[Collection entries]
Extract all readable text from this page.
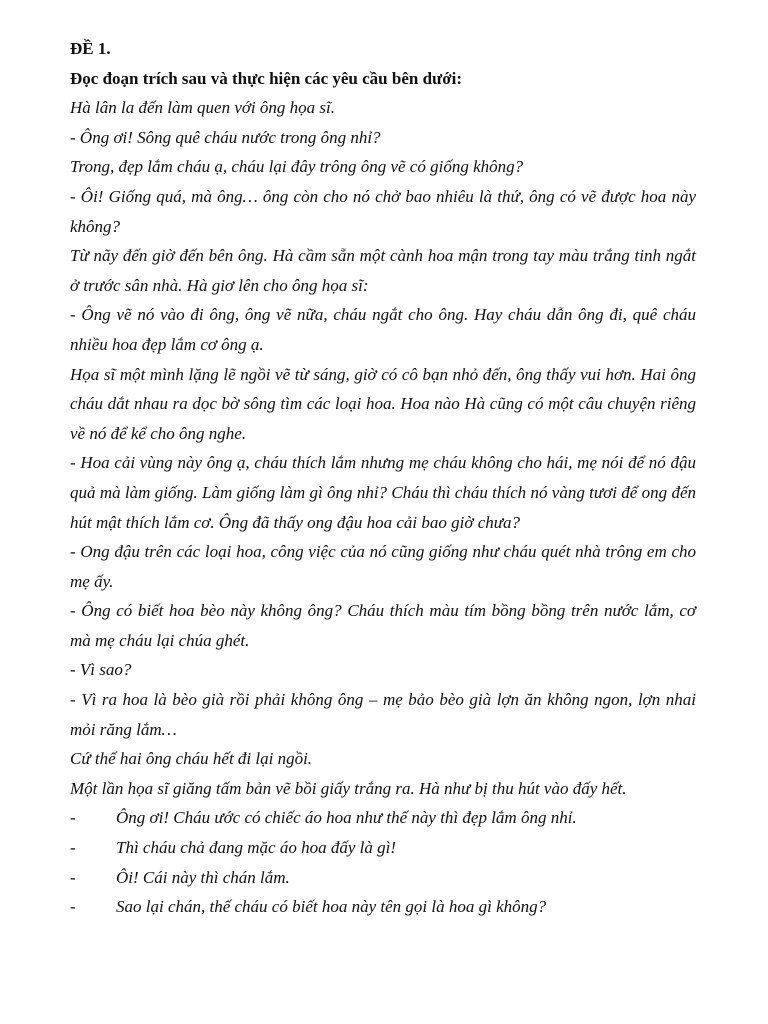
ĐỀ 1.

Đọc đoạn trích sau và thực hiện các yêu cầu bên dưới:

Hà lân la đến làm quen với ông họa sĩ.

- Ông ơi! Sông quê cháu nước trong ông nhỉ?

Trong, đẹp lắm cháu ạ, cháu lại đây trông ông vẽ có giống không?

- Ôi! Giống quá, mà ông… ông còn cho nó chở bao nhiêu là thứ, ông có vẽ được hoa này không?

Từ nãy đến giờ đến bên ông. Hà cầm sẵn một cành hoa mận trong tay màu trắng tinh ngắt ở trước sân nhà. Hà giơ lên cho ông họa sĩ:

- Ông vẽ nó vào đi ông, ông vẽ nữa, cháu ngắt cho ông. Hay cháu dẫn ông đi, quê cháu nhiều hoa đẹp lắm cơ ông ạ.

Họa sĩ một mình lặng lẽ ngồi vẽ từ sáng, giờ có cô bạn nhỏ đến, ông thấy vui hơn. Hai ông cháu dắt nhau ra dọc bờ sông tìm các loại hoa. Hoa nào Hà cũng có một câu chuyện riêng về nó để kể cho ông nghe.

- Hoa cải vùng này ông ạ, cháu thích lắm nhưng mẹ cháu không cho hái, mẹ nói để nó đậu quả mà làm giống. Làm giống làm gì ông nhỉ? Cháu thì cháu thích nó vàng tươi để ong đến hút mật thích lắm cơ. Ông đã thấy ong đậu hoa cải bao giờ chưa?

- Ong đậu trên các loại hoa, công việc của nó cũng giống như cháu quét nhà trông em cho mẹ ấy.

- Ông có biết hoa bèo này không ông? Cháu thích màu tím bồng bồng trên nước lắm, cơ mà mẹ cháu lại chúa ghét.

- Vì sao?

- Vì ra hoa là bèo già rồi phải không ông – mẹ bảo bèo già lợn ăn không ngon, lợn nhai mỏi răng lắm…

Cứ thế hai ông cháu hết đi lại ngồi.

Một lần họa sĩ giăng tấm bản vẽ bồi giấy trắng ra. Hà như bị thu hút vào đấy hết.

-	Ông ơi! Cháu ước có chiếc áo hoa như thế này thì đẹp lắm ông nhỉ.
-	Thì cháu chả đang mặc áo hoa đấy là gì!
-	Ôi! Cái này thì chán lắm.
-	Sao lại chán, thế cháu có biết hoa này tên gọi là hoa gì không?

Instructions for the task: The entries above are to be returned exactly, without their pictures.

Complete response:
Extract all readable text from this page.
ĐỀ 1.

Đọc đoạn trích sau và thực hiện các yêu cầu bên dưới:

Hà lân la đến làm quen với ông họa sĩ.

- Ông ơi! Sông quê cháu nước trong ông nhỉ?

Trong, đẹp lắm cháu ạ, cháu lại đây trông ông vẽ có giống không?

- Ôi! Giống quá, mà ông… ông còn cho nó chở bao nhiêu là thứ, ông có vẽ được hoa này không?

Từ nãy đến giờ đến bên ông. Hà cầm sẵn một cành hoa mận trong tay màu trắng tinh ngắt ở trước sân nhà. Hà giơ lên cho ông họa sĩ:

- Ông vẽ nó vào đi ông, ông vẽ nữa, cháu ngắt cho ông. Hay cháu dẫn ông đi, quê cháu nhiều hoa đẹp lắm cơ ông ạ.

Họa sĩ một mình lặng lẽ ngồi vẽ từ sáng, giờ có cô bạn nhỏ đến, ông thấy vui hơn. Hai ông cháu dắt nhau ra dọc bờ sông tìm các loại hoa. Hoa nào Hà cũng có một câu chuyện riêng về nó để kể cho ông nghe.

- Hoa cải vùng này ông ạ, cháu thích lắm nhưng mẹ cháu không cho hái, mẹ nói để nó đậu quả mà làm giống. Làm giống làm gì ông nhỉ? Cháu thì cháu thích nó vàng tươi để ong đến hút mật thích lắm cơ. Ông đã thấy ong đậu hoa cải bao giờ chưa?

- Ong đậu trên các loại hoa, công việc của nó cũng giống như cháu quét nhà trông em cho mẹ ấy.

- Ông có biết hoa bèo này không ông? Cháu thích màu tím bồng bồng trên nước lắm, cơ mà mẹ cháu lại chúa ghét.

- Vì sao?

- Vì ra hoa là bèo già rồi phải không ông – mẹ bảo bèo già lợn ăn không ngon, lợn nhai mỏi răng lắm…

Cứ thế hai ông cháu hết đi lại ngồi.

Một lần họa sĩ giăng tấm bản vẽ bồi giấy trắng ra. Hà như bị thu hút vào đấy hết.

-	Ông ơi! Cháu ước có chiếc áo hoa như thế này thì đẹp lắm ông nhỉ.
-	Thì cháu chả đang mặc áo hoa đấy là gì!
-	Ôi! Cái này thì chán lắm.
-	Sao lại chán, thế cháu có biết hoa này tên gọi là hoa gì không?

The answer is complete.